[Raw records]
[BEGIN]
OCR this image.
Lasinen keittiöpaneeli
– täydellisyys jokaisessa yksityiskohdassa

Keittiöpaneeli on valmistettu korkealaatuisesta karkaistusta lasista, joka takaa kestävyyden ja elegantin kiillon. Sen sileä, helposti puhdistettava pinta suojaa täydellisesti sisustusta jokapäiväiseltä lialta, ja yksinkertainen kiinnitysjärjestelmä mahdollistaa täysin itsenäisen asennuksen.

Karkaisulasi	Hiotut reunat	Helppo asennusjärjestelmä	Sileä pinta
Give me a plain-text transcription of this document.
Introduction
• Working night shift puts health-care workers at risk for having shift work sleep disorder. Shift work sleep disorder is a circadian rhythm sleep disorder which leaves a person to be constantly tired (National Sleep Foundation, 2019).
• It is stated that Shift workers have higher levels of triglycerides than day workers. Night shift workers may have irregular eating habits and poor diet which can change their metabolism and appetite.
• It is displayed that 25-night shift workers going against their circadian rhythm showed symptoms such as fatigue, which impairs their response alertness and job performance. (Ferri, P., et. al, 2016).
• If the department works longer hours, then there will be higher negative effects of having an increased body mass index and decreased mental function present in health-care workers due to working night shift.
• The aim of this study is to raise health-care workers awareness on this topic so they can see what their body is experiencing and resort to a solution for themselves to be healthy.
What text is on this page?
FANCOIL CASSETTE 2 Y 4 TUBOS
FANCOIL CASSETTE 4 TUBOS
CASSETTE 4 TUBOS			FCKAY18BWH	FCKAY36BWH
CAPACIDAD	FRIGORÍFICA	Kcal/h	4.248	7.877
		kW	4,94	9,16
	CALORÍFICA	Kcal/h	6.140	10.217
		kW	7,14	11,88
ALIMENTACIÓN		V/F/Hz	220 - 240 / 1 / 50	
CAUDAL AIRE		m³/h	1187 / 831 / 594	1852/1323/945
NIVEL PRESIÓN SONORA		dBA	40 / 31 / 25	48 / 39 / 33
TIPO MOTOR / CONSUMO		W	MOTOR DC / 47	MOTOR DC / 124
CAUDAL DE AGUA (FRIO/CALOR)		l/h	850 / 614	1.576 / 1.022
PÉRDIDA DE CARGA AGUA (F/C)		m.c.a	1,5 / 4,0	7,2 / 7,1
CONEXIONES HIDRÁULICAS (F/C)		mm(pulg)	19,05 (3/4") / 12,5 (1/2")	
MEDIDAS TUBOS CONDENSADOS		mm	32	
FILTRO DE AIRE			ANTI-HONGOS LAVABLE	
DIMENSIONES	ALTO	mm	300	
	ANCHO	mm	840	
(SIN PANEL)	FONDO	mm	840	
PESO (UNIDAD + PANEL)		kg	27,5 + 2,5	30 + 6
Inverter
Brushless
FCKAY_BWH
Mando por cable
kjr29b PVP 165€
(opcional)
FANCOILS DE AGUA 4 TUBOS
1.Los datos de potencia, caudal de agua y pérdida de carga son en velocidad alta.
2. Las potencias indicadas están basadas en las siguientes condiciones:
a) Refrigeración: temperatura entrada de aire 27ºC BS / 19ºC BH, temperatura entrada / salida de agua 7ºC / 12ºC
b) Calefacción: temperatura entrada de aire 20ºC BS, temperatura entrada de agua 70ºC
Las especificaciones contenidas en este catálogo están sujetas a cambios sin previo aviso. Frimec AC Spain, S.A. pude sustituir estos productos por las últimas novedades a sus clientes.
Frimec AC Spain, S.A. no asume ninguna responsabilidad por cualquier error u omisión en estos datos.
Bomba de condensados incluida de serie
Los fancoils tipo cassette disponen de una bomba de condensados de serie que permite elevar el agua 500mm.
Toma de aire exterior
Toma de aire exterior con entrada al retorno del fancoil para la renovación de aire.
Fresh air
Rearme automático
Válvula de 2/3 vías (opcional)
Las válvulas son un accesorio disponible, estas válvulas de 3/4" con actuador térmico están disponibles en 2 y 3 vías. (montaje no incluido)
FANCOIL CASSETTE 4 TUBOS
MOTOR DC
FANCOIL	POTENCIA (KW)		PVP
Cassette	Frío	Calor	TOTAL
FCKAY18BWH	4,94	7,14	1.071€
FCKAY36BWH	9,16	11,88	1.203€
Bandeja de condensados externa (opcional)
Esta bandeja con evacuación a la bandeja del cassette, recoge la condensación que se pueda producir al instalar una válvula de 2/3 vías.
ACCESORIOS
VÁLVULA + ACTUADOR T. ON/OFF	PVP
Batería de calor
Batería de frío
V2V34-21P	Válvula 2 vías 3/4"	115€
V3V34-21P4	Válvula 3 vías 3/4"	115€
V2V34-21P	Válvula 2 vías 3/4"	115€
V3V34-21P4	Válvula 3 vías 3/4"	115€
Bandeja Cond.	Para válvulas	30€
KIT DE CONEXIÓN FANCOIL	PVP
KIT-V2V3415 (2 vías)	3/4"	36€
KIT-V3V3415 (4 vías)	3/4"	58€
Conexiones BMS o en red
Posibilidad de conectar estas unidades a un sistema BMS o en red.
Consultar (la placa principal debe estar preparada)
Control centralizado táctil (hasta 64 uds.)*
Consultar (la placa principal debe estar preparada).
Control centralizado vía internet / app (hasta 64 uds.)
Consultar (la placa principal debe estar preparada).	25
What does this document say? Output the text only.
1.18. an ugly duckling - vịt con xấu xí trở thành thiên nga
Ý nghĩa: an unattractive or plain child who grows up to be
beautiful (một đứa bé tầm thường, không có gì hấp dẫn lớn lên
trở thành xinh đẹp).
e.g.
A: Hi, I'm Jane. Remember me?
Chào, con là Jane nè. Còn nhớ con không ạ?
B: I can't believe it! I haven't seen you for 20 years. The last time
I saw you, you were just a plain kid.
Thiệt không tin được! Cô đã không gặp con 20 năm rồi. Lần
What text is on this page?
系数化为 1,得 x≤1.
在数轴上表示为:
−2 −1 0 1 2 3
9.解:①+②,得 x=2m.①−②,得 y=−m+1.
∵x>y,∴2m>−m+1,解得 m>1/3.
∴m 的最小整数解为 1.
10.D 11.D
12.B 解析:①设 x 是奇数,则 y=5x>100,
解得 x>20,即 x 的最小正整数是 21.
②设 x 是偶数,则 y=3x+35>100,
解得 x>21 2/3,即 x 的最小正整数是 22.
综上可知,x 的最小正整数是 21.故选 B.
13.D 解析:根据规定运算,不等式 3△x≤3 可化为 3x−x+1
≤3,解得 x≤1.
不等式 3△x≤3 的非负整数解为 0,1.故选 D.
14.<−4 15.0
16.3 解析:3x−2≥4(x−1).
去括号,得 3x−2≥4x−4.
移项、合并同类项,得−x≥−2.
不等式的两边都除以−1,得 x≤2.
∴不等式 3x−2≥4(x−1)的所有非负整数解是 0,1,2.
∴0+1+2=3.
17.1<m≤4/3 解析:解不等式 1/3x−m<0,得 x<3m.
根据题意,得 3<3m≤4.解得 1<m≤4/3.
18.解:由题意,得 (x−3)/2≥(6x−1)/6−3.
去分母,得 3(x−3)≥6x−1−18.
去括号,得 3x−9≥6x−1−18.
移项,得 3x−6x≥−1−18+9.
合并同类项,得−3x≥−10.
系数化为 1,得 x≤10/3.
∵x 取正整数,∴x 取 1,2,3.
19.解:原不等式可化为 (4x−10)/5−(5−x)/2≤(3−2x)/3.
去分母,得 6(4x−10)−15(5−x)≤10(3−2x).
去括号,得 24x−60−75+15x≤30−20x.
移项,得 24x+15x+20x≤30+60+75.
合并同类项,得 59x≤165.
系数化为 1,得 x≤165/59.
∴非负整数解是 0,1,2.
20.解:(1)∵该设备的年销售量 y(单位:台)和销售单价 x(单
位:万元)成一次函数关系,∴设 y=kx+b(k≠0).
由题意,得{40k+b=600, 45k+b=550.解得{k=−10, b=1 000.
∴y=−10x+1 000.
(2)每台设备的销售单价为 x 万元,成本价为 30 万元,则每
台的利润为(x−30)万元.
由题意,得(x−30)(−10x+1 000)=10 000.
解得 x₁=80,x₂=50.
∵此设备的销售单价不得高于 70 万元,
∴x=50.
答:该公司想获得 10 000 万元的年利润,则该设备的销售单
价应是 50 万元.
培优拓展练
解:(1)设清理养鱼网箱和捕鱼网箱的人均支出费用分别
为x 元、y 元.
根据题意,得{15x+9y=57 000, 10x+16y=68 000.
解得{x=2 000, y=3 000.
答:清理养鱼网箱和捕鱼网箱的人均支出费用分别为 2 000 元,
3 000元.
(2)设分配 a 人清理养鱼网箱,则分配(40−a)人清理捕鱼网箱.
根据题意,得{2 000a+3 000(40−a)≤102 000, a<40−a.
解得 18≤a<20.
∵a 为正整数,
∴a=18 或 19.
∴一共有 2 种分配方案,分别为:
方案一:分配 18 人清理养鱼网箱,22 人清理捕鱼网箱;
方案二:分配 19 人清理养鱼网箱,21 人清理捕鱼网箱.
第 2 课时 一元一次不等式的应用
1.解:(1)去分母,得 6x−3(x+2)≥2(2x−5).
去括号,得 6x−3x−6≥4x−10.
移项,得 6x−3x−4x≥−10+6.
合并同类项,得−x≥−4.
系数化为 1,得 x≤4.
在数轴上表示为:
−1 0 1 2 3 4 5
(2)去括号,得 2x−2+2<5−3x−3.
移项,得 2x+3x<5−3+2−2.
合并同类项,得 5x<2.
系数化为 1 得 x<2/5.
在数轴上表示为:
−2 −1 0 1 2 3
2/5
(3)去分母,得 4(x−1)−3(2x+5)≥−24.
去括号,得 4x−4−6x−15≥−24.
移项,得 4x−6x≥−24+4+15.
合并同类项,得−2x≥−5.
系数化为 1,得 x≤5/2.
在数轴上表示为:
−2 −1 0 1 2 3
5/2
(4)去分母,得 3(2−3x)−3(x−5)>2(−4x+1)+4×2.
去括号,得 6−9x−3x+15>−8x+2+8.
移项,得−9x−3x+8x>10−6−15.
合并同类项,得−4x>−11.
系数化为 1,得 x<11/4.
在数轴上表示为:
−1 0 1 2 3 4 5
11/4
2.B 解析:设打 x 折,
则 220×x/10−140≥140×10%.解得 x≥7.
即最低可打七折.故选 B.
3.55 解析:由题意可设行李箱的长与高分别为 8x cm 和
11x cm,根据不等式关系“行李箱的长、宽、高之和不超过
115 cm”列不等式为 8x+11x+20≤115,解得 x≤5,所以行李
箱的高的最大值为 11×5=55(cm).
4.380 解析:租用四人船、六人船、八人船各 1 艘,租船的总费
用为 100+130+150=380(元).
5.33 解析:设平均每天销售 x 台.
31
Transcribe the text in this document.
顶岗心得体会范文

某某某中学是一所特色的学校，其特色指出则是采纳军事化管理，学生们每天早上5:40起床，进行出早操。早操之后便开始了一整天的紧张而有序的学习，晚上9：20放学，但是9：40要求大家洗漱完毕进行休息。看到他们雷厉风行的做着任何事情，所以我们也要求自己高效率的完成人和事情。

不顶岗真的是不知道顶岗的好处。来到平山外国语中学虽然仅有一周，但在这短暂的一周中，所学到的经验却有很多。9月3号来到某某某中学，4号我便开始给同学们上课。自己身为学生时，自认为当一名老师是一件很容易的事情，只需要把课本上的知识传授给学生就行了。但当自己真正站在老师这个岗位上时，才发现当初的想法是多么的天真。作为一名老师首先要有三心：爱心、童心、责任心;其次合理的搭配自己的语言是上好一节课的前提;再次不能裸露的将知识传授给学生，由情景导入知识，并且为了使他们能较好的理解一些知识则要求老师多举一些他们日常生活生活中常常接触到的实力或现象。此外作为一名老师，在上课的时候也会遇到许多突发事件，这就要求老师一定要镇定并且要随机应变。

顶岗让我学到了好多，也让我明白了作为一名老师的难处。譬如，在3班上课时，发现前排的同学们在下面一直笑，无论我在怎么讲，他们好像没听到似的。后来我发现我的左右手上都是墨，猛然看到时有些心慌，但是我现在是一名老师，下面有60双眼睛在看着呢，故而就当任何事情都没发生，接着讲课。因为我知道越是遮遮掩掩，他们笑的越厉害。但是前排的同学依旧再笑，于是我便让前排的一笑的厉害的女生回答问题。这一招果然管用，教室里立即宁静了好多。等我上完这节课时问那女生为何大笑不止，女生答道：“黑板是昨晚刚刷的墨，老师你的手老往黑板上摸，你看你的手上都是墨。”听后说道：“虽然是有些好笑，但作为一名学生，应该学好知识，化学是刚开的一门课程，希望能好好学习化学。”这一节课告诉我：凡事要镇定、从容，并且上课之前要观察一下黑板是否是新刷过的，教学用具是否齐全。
[END]
What the exercise asks: Find the word "estar" in the entries, and copy every line it shows up in.

Correct result:
Consultar (la placa principal debe estar preparada)
Consultar (la placa principal debe estar preparada).
Consultar (la placa principal debe estar preparada).	25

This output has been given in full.